## A block of data
------------------------------------------------------------------------

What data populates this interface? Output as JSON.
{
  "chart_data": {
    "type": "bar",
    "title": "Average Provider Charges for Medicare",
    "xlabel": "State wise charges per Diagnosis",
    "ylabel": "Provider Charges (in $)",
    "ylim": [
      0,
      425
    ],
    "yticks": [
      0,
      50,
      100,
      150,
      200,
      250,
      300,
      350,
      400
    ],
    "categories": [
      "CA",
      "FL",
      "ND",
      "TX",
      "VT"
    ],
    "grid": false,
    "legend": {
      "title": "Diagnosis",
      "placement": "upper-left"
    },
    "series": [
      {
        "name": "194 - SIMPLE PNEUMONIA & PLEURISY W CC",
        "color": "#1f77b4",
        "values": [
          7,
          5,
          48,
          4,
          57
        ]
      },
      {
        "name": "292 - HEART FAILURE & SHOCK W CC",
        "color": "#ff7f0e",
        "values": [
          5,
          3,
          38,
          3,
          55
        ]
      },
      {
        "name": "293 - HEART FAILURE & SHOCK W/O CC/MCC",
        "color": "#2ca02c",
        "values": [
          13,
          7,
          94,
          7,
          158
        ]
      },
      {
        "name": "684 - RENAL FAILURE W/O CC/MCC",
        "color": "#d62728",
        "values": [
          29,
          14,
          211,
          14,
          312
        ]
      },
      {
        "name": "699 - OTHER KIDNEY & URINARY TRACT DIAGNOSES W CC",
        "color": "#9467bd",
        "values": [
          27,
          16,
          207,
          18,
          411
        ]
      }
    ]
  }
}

------------------------------------------------------------------------

## GIVEN TASK
Pick out and copy the lines of the entries that hold the string "HEART".

## OUTPUT BELOW
        "name": "292 - HEART FAILURE & SHOCK W CC",
        "name": "293 - HEART FAILURE & SHOCK W/O CC/MCC",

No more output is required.